[Begin Given records]

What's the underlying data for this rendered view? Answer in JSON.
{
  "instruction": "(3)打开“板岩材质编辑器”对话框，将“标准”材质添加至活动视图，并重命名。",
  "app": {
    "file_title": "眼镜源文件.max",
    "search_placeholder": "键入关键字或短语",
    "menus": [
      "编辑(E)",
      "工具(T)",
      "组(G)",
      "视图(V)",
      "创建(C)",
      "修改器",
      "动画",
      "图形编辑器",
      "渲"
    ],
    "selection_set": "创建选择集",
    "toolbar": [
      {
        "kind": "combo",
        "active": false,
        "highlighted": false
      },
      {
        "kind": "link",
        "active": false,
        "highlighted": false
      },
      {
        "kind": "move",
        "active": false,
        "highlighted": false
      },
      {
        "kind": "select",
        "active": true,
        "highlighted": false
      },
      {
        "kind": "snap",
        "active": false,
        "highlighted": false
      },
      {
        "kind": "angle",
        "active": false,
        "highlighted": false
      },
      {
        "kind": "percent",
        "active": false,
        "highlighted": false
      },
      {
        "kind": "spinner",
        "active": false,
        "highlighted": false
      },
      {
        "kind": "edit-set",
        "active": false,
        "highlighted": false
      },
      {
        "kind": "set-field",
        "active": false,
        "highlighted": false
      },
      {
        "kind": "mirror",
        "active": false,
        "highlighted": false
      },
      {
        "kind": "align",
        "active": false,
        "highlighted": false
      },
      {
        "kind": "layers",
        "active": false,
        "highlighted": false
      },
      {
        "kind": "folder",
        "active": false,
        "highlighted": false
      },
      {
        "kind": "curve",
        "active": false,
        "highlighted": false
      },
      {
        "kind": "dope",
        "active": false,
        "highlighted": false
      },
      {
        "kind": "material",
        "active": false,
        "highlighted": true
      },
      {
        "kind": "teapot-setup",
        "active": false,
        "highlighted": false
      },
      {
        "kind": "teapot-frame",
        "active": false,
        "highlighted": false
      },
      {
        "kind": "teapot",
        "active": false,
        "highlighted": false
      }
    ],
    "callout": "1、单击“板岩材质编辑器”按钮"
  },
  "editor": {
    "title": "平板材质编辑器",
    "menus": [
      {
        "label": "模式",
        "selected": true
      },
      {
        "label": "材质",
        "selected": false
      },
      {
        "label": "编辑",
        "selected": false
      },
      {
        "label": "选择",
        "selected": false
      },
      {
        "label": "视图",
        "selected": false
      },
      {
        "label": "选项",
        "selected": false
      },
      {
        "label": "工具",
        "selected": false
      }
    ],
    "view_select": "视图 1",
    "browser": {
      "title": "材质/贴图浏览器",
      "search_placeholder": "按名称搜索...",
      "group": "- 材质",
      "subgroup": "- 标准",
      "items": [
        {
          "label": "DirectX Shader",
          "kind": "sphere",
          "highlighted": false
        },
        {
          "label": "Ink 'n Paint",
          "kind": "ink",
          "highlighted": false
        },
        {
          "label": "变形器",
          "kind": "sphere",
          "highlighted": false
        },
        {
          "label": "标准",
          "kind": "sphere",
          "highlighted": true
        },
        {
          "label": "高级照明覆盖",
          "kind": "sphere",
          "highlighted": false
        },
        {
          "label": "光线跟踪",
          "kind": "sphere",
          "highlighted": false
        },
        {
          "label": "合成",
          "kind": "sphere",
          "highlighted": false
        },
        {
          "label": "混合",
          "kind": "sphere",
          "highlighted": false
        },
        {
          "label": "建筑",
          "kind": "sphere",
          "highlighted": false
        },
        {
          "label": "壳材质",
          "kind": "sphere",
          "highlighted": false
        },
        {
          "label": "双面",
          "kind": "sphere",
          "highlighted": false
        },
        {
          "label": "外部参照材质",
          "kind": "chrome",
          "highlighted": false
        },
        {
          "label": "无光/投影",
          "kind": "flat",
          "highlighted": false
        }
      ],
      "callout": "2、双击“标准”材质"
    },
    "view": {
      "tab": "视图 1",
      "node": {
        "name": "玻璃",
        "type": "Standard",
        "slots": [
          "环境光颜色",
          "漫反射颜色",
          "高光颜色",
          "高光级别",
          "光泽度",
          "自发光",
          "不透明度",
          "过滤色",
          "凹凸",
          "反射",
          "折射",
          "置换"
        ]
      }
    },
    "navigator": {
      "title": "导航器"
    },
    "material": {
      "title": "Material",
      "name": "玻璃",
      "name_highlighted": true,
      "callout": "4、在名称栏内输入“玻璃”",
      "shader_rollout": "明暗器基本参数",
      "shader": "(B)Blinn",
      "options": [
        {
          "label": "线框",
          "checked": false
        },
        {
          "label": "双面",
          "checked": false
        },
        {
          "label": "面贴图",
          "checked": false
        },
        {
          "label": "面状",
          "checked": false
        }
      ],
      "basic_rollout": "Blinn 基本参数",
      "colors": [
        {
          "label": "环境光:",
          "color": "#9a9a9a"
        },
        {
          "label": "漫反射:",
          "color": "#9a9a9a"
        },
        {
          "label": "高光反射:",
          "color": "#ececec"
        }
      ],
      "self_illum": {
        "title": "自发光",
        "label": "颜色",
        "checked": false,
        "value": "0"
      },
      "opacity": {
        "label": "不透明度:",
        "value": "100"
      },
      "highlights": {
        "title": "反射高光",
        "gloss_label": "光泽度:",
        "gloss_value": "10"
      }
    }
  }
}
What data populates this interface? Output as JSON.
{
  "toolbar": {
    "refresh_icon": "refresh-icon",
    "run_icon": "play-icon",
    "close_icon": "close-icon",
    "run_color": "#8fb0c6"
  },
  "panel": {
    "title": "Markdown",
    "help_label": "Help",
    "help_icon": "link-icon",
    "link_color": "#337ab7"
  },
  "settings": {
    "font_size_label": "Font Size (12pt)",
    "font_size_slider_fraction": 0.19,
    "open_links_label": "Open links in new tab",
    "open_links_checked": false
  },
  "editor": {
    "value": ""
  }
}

[End Given records]

* **Task brief**
From the entries above, copy every line where the word "Blinn" shows up.

* **Response below**
      "shader": "(B)Blinn",
      "basic_rollout": "Blinn 基本参数",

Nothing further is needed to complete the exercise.